• **INSTRUCTIONS FOR THE TASK**: Without the pictures, print each of the records below exactly as it appears.

• **DATASET**:

Begin

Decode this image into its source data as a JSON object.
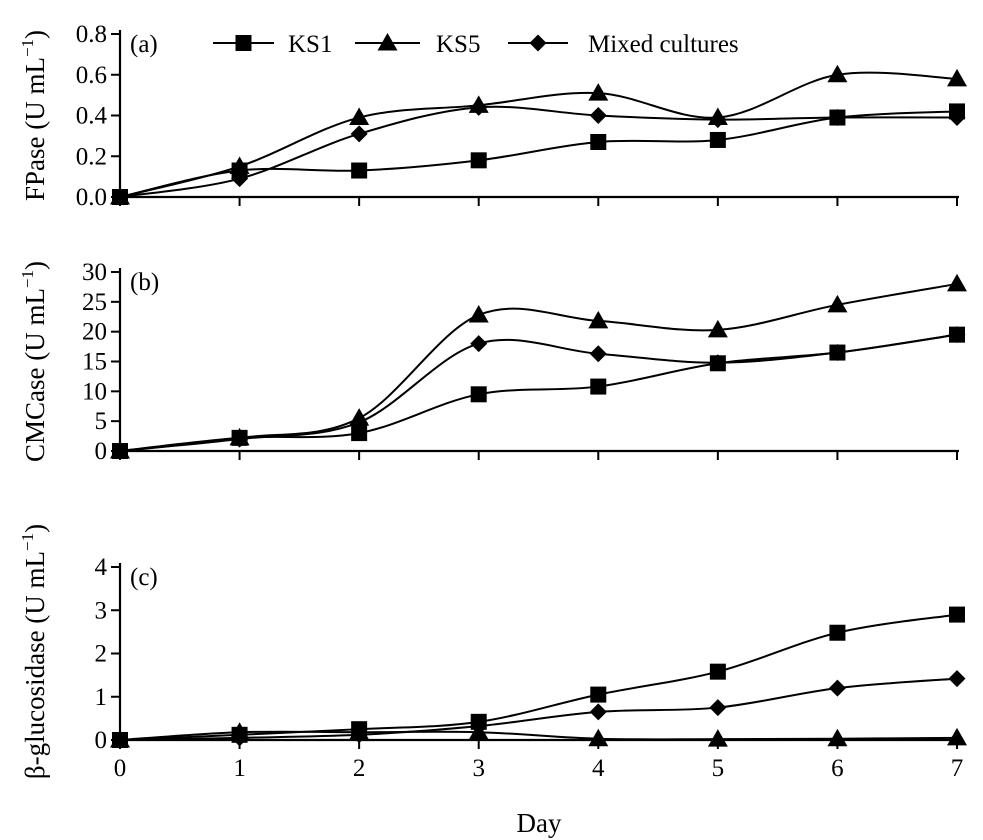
{
  "chart_data": [
    {
      "type": "line",
      "panel": "(a)",
      "ylabel": "FPase (U mL",
      "ylabel_sup": "−1",
      "ylabel_end": ")",
      "xlabel": "",
      "x": [
        0,
        1,
        2,
        3,
        4,
        5,
        6,
        7
      ],
      "xlim": [
        0,
        7
      ],
      "ylim": [
        0,
        0.8
      ],
      "yticks": [
        0,
        0.2,
        0.4,
        0.6,
        0.8
      ],
      "ytick_labels": [
        "0.0",
        "0.2",
        "0.4",
        "0.6",
        "0.8"
      ],
      "xtick_labels": [],
      "legend": "top",
      "series": [
        {
          "name": "KS1",
          "marker": "square",
          "values": [
            0,
            0.13,
            0.13,
            0.18,
            0.27,
            0.28,
            0.39,
            0.42
          ]
        },
        {
          "name": "KS5",
          "marker": "triangle",
          "values": [
            0,
            0.15,
            0.39,
            0.45,
            0.51,
            0.39,
            0.6,
            0.58
          ]
        },
        {
          "name": "Mixed cultures",
          "marker": "diamond",
          "values": [
            0,
            0.09,
            0.31,
            0.44,
            0.4,
            0.38,
            0.39,
            0.39
          ]
        }
      ]
    },
    {
      "type": "line",
      "panel": "(b)",
      "ylabel": "CMCase (U mL",
      "ylabel_sup": "−1",
      "ylabel_end": ")",
      "xlabel": "",
      "x": [
        0,
        1,
        2,
        3,
        4,
        5,
        6,
        7
      ],
      "xlim": [
        0,
        7
      ],
      "ylim": [
        0,
        30
      ],
      "yticks": [
        0,
        5,
        10,
        15,
        20,
        25,
        30
      ],
      "ytick_labels": [
        "0",
        "5",
        "10",
        "15",
        "20",
        "25",
        "30"
      ],
      "xtick_labels": [],
      "series": [
        {
          "name": "KS1",
          "marker": "square",
          "values": [
            0,
            2.2,
            3.0,
            9.5,
            10.8,
            14.7,
            16.5,
            19.5
          ]
        },
        {
          "name": "KS5",
          "marker": "triangle",
          "values": [
            0,
            2.2,
            5.5,
            22.8,
            21.8,
            20.3,
            24.5,
            28.0
          ]
        },
        {
          "name": "Mixed cultures",
          "marker": "diamond",
          "values": [
            0,
            2.0,
            4.8,
            18.0,
            16.3,
            14.8,
            16.5,
            19.5
          ]
        }
      ]
    },
    {
      "type": "line",
      "panel": "(c)",
      "ylabel": "β-glucosidase (U mL",
      "ylabel_sup": "−1",
      "ylabel_end": ")",
      "xlabel": "Day",
      "x": [
        0,
        1,
        2,
        3,
        4,
        5,
        6,
        7
      ],
      "xlim": [
        0,
        7
      ],
      "ylim": [
        0,
        4
      ],
      "yticks": [
        0,
        1,
        2,
        3,
        4
      ],
      "ytick_labels": [
        "0",
        "1",
        "2",
        "3",
        "4"
      ],
      "xtick_labels": [
        "0",
        "1",
        "2",
        "3",
        "4",
        "5",
        "6",
        "7"
      ],
      "series": [
        {
          "name": "KS1",
          "marker": "square",
          "values": [
            0,
            0.12,
            0.25,
            0.42,
            1.05,
            1.58,
            2.48,
            2.9
          ]
        },
        {
          "name": "KS5",
          "marker": "triangle",
          "values": [
            0,
            0.18,
            0.18,
            0.18,
            0.03,
            0.02,
            0.03,
            0.05
          ]
        },
        {
          "name": "Mixed cultures",
          "marker": "diamond",
          "values": [
            0,
            0.05,
            0.12,
            0.32,
            0.65,
            0.75,
            1.2,
            1.42
          ]
        }
      ]
    }
  ]
}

End

• **SOLUTION TO THE EXERCISE**:
Decode this image into its source data as a JSON object.
{
  "chart_data": [
    {
      "type": "line",
      "panel": "(a)",
      "ylabel": "FPase (U mL",
      "ylabel_sup": "−1",
      "ylabel_end": ")",
      "xlabel": "",
      "x": [
        0,
        1,
        2,
        3,
        4,
        5,
        6,
        7
      ],
      "xlim": [
        0,
        7
      ],
      "ylim": [
        0,
        0.8
      ],
      "yticks": [
        0,
        0.2,
        0.4,
        0.6,
        0.8
      ],
      "ytick_labels": [
        "0.0",
        "0.2",
        "0.4",
        "0.6",
        "0.8"
      ],
      "xtick_labels": [],
      "legend": "top",
      "series": [
        {
          "name": "KS1",
          "marker": "square",
          "values": [
            0,
            0.13,
            0.13,
            0.18,
            0.27,
            0.28,
            0.39,
            0.42
          ]
        },
        {
          "name": "KS5",
          "marker": "triangle",
          "values": [
            0,
            0.15,
            0.39,
            0.45,
            0.51,
            0.39,
            0.6,
            0.58
          ]
        },
        {
          "name": "Mixed cultures",
          "marker": "diamond",
          "values": [
            0,
            0.09,
            0.31,
            0.44,
            0.4,
            0.38,
            0.39,
            0.39
          ]
        }
      ]
    },
    {
      "type": "line",
      "panel": "(b)",
      "ylabel": "CMCase (U mL",
      "ylabel_sup": "−1",
      "ylabel_end": ")",
      "xlabel": "",
      "x": [
        0,
        1,
        2,
        3,
        4,
        5,
        6,
        7
      ],
      "xlim": [
        0,
        7
      ],
      "ylim": [
        0,
        30
      ],
      "yticks": [
        0,
        5,
        10,
        15,
        20,
        25,
        30
      ],
      "ytick_labels": [
        "0",
        "5",
        "10",
        "15",
        "20",
        "25",
        "30"
      ],
      "xtick_labels": [],
      "series": [
        {
          "name": "KS1",
          "marker": "square",
          "values": [
            0,
            2.2,
            3.0,
            9.5,
            10.8,
            14.7,
            16.5,
            19.5
          ]
        },
        {
          "name": "KS5",
          "marker": "triangle",
          "values": [
            0,
            2.2,
            5.5,
            22.8,
            21.8,
            20.3,
            24.5,
            28.0
          ]
        },
        {
          "name": "Mixed cultures",
          "marker": "diamond",
          "values": [
            0,
            2.0,
            4.8,
            18.0,
            16.3,
            14.8,
            16.5,
            19.5
          ]
        }
      ]
    },
    {
      "type": "line",
      "panel": "(c)",
      "ylabel": "β-glucosidase (U mL",
      "ylabel_sup": "−1",
      "ylabel_end": ")",
      "xlabel": "Day",
      "x": [
        0,
        1,
        2,
        3,
        4,
        5,
        6,
        7
      ],
      "xlim": [
        0,
        7
      ],
      "ylim": [
        0,
        4
      ],
      "yticks": [
        0,
        1,
        2,
        3,
        4
      ],
      "ytick_labels": [
        "0",
        "1",
        "2",
        "3",
        "4"
      ],
      "xtick_labels": [
        "0",
        "1",
        "2",
        "3",
        "4",
        "5",
        "6",
        "7"
      ],
      "series": [
        {
          "name": "KS1",
          "marker": "square",
          "values": [
            0,
            0.12,
            0.25,
            0.42,
            1.05,
            1.58,
            2.48,
            2.9
          ]
        },
        {
          "name": "KS5",
          "marker": "triangle",
          "values": [
            0,
            0.18,
            0.18,
            0.18,
            0.03,
            0.02,
            0.03,
            0.05
          ]
        },
        {
          "name": "Mixed cultures",
          "marker": "diamond",
          "values": [
            0,
            0.05,
            0.12,
            0.32,
            0.65,
            0.75,
            1.2,
            1.42
          ]
        }
      ]
    }
  ]
}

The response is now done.